▶ [WHAT NEEDS TO BE DONE]
Skip all pictures, then print the remaining material exactly.
[START AVAILABLE DATA]
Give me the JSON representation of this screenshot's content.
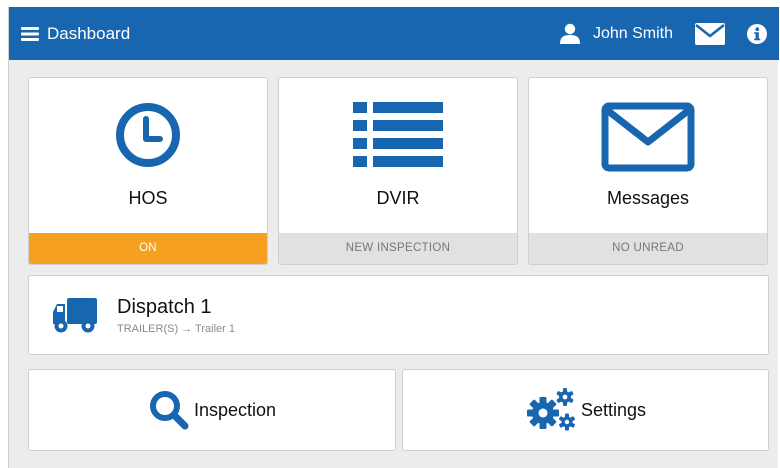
{
  "header": {
    "title": "Dashboard",
    "user_name": "John Smith",
    "menu_icon": "hamburger-icon",
    "user_icon": "user-icon",
    "mail_icon": "envelope-icon",
    "info_icon": "info-icon",
    "bar_color": "#1966b0"
  },
  "tiles": [
    {
      "label": "HOS",
      "status": "ON",
      "icon": "clock-icon",
      "status_color": "#f5a020"
    },
    {
      "label": "DVIR",
      "status": "NEW INSPECTION",
      "icon": "list-icon",
      "status_color": "#e1e1e1"
    },
    {
      "label": "Messages",
      "status": "NO UNREAD",
      "icon": "envelope-icon",
      "status_color": "#e1e1e1"
    }
  ],
  "dispatch": {
    "title": "Dispatch 1",
    "subtitle": "TRAILER(S) → Trailer 1",
    "icon": "truck-icon"
  },
  "actions": [
    {
      "label": "Inspection",
      "icon": "search-icon"
    },
    {
      "label": "Settings",
      "icon": "gears-icon"
    }
  ],
  "accent_color": "#1966b0"
}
[END AVAILABLE DATA]
▶ [IN RESPONSE]
Give me the JSON representation of this screenshot's content.
{
  "header": {
    "title": "Dashboard",
    "user_name": "John Smith",
    "menu_icon": "hamburger-icon",
    "user_icon": "user-icon",
    "mail_icon": "envelope-icon",
    "info_icon": "info-icon",
    "bar_color": "#1966b0"
  },
  "tiles": [
    {
      "label": "HOS",
      "status": "ON",
      "icon": "clock-icon",
      "status_color": "#f5a020"
    },
    {
      "label": "DVIR",
      "status": "NEW INSPECTION",
      "icon": "list-icon",
      "status_color": "#e1e1e1"
    },
    {
      "label": "Messages",
      "status": "NO UNREAD",
      "icon": "envelope-icon",
      "status_color": "#e1e1e1"
    }
  ],
  "dispatch": {
    "title": "Dispatch 1",
    "subtitle": "TRAILER(S) → Trailer 1",
    "icon": "truck-icon"
  },
  "actions": [
    {
      "label": "Inspection",
      "icon": "search-icon"
    },
    {
      "label": "Settings",
      "icon": "gears-icon"
    }
  ],
  "accent_color": "#1966b0"
}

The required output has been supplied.